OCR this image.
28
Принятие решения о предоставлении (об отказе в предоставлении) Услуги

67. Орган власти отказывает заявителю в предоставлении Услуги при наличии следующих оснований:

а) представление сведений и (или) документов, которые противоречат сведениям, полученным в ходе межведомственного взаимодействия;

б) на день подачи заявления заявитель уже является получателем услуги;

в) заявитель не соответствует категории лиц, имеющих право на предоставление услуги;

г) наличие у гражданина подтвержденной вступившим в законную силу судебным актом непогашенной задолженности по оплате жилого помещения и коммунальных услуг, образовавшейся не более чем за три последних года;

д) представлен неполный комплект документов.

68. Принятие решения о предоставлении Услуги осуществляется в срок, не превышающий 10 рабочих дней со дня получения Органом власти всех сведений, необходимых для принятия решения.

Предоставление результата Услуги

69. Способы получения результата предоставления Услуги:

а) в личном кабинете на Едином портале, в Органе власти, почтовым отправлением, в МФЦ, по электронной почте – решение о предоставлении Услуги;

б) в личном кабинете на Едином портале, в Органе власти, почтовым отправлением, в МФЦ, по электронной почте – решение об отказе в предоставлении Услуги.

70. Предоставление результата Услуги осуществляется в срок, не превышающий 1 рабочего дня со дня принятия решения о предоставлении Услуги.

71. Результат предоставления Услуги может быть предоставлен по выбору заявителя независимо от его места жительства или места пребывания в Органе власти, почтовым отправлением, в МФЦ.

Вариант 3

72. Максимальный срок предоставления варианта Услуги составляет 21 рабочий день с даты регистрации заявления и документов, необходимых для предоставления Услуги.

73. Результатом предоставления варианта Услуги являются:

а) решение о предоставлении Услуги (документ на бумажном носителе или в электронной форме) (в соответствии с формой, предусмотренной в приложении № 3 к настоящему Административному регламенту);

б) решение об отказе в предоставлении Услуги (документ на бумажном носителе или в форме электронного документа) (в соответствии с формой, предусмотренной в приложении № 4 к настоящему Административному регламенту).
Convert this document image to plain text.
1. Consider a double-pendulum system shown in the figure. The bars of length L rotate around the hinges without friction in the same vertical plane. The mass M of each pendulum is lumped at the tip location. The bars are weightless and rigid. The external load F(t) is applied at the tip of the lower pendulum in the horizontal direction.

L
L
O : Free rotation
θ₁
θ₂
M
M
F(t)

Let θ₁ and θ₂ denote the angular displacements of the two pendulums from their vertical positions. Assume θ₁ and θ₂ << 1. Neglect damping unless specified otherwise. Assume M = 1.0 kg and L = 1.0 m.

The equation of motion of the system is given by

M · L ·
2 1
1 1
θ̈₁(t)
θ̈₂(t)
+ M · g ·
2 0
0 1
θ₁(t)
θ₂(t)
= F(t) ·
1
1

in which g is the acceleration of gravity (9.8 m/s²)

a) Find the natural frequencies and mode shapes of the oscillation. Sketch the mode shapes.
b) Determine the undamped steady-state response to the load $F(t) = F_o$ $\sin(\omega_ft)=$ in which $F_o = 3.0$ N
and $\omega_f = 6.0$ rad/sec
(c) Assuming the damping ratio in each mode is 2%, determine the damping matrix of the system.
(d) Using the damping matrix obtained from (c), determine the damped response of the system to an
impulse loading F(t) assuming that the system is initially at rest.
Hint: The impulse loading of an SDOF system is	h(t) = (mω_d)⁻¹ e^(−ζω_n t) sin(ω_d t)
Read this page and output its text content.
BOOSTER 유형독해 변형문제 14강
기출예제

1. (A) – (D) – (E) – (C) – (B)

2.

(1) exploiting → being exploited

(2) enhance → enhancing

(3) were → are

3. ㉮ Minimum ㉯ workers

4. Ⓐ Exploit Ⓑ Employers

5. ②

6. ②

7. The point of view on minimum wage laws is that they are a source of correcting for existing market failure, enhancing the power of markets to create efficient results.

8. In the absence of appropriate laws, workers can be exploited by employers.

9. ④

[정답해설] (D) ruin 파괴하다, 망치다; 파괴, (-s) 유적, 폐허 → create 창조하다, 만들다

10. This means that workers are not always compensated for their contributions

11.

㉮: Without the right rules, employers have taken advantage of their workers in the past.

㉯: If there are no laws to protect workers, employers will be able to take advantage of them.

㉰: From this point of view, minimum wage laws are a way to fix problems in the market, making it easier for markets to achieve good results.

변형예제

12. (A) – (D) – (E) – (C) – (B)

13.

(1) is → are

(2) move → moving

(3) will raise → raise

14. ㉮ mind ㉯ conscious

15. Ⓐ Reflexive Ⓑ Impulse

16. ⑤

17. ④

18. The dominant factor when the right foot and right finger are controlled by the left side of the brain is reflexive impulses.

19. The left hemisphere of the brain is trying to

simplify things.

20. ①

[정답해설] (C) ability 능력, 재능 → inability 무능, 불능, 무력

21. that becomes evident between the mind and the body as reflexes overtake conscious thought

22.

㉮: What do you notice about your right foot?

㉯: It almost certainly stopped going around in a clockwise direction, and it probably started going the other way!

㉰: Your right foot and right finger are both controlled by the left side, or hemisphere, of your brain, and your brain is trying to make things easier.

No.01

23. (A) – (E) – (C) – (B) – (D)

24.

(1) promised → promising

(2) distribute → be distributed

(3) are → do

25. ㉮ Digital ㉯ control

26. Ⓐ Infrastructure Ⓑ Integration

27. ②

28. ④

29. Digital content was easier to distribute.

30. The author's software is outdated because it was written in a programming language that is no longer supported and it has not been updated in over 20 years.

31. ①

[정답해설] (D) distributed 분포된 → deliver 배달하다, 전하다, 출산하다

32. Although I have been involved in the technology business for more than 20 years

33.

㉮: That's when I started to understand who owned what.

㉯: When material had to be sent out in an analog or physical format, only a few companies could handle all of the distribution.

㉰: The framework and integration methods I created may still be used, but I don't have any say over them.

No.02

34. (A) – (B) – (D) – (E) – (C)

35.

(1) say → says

───

▸ What is asked
All of the lines above must be returned exactly.

▸ Reply
OCR this image.
28
Принятие решения о предоставлении (об отказе в предоставлении) Услуги

67. Орган власти отказывает заявителю в предоставлении Услуги при наличии следующих оснований:

а) представление сведений и (или) документов, которые противоречат сведениям, полученным в ходе межведомственного взаимодействия;

б) на день подачи заявления заявитель уже является получателем услуги;

в) заявитель не соответствует категории лиц, имеющих право на предоставление услуги;

г) наличие у гражданина подтвержденной вступившим в законную силу судебным актом непогашенной задолженности по оплате жилого помещения и коммунальных услуг, образовавшейся не более чем за три последних года;

д) представлен неполный комплект документов.

68. Принятие решения о предоставлении Услуги осуществляется в срок, не превышающий 10 рабочих дней со дня получения Органом власти всех сведений, необходимых для принятия решения.

Предоставление результата Услуги

69. Способы получения результата предоставления Услуги:

а) в личном кабинете на Едином портале, в Органе власти, почтовым отправлением, в МФЦ, по электронной почте – решение о предоставлении Услуги;

б) в личном кабинете на Едином портале, в Органе власти, почтовым отправлением, в МФЦ, по электронной почте – решение об отказе в предоставлении Услуги.

70. Предоставление результата Услуги осуществляется в срок, не превышающий 1 рабочего дня со дня принятия решения о предоставлении Услуги.

71. Результат предоставления Услуги может быть предоставлен по выбору заявителя независимо от его места жительства или места пребывания в Органе власти, почтовым отправлением, в МФЦ.

Вариант 3

72. Максимальный срок предоставления варианта Услуги составляет 21 рабочий день с даты регистрации заявления и документов, необходимых для предоставления Услуги.

73. Результатом предоставления варианта Услуги являются:

а) решение о предоставлении Услуги (документ на бумажном носителе или в электронной форме) (в соответствии с формой, предусмотренной в приложении № 3 к настоящему Административному регламенту);

б) решение об отказе в предоставлении Услуги (документ на бумажном носителе или в форме электронного документа) (в соответствии с формой, предусмотренной в приложении № 4 к настоящему Административному регламенту).
Convert this document image to plain text.
1. Consider a double-pendulum system shown in the figure. The bars of length L rotate around the hinges without friction in the same vertical plane. The mass M of each pendulum is lumped at the tip location. The bars are weightless and rigid. The external load F(t) is applied at the tip of the lower pendulum in the horizontal direction.

L
L
O : Free rotation
θ₁
θ₂
M
M
F(t)

Let θ₁ and θ₂ denote the angular displacements of the two pendulums from their vertical positions. Assume θ₁ and θ₂ << 1. Neglect damping unless specified otherwise. Assume M = 1.0 kg and L = 1.0 m.

The equation of motion of the system is given by

M · L ·
2 1
1 1
θ̈₁(t)
θ̈₂(t)
+ M · g ·
2 0
0 1
θ₁(t)
θ₂(t)
= F(t) ·
1
1

in which g is the acceleration of gravity (9.8 m/s²)

a) Find the natural frequencies and mode shapes of the oscillation. Sketch the mode shapes.
b) Determine the undamped steady-state response to the load $F(t) = F_o$ $\sin(\omega_ft)=$ in which $F_o = 3.0$ N
and $\omega_f = 6.0$ rad/sec
(c) Assuming the damping ratio in each mode is 2%, determine the damping matrix of the system.
(d) Using the damping matrix obtained from (c), determine the damped response of the system to an
impulse loading F(t) assuming that the system is initially at rest.
Hint: The impulse loading of an SDOF system is	h(t) = (mω_d)⁻¹ e^(−ζω_n t) sin(ω_d t)
Read this page and output its text content.
BOOSTER 유형독해 변형문제 14강
기출예제

1. (A) – (D) – (E) – (C) – (B)

2.

(1) exploiting → being exploited

(2) enhance → enhancing

(3) were → are

3. ㉮ Minimum ㉯ workers

4. Ⓐ Exploit Ⓑ Employers

5. ②

6. ②

7. The point of view on minimum wage laws is that they are a source of correcting for existing market failure, enhancing the power of markets to create efficient results.

8. In the absence of appropriate laws, workers can be exploited by employers.

9. ④

[정답해설] (D) ruin 파괴하다, 망치다; 파괴, (-s) 유적, 폐허 → create 창조하다, 만들다

10. This means that workers are not always compensated for their contributions

11.

㉮: Without the right rules, employers have taken advantage of their workers in the past.

㉯: If there are no laws to protect workers, employers will be able to take advantage of them.

㉰: From this point of view, minimum wage laws are a way to fix problems in the market, making it easier for markets to achieve good results.

변형예제

12. (A) – (D) – (E) – (C) – (B)

13.

(1) is → are

(2) move → moving

(3) will raise → raise

14. ㉮ mind ㉯ conscious

15. Ⓐ Reflexive Ⓑ Impulse

16. ⑤

17. ④

18. The dominant factor when the right foot and right finger are controlled by the left side of the brain is reflexive impulses.

19. The left hemisphere of the brain is trying to

simplify things.

20. ①

[정답해설] (C) ability 능력, 재능 → inability 무능, 불능, 무력

21. that becomes evident between the mind and the body as reflexes overtake conscious thought

22.

㉮: What do you notice about your right foot?

㉯: It almost certainly stopped going around in a clockwise direction, and it probably started going the other way!

㉰: Your right foot and right finger are both controlled by the left side, or hemisphere, of your brain, and your brain is trying to make things easier.

No.01

23. (A) – (E) – (C) – (B) – (D)

24.

(1) promised → promising

(2) distribute → be distributed

(3) are → do

25. ㉮ Digital ㉯ control

26. Ⓐ Infrastructure Ⓑ Integration

27. ②

28. ④

29. Digital content was easier to distribute.

30. The author's software is outdated because it was written in a programming language that is no longer supported and it has not been updated in over 20 years.

31. ①

[정답해설] (D) distributed 분포된 → deliver 배달하다, 전하다, 출산하다

32. Although I have been involved in the technology business for more than 20 years

33.

㉮: That's when I started to understand who owned what.

㉯: When material had to be sent out in an analog or physical format, only a few companies could handle all of the distribution.

㉰: The framework and integration methods I created may still be used, but I don't have any say over them.

No.02

34. (A) – (B) – (D) – (E) – (C)

35.

(1) say → says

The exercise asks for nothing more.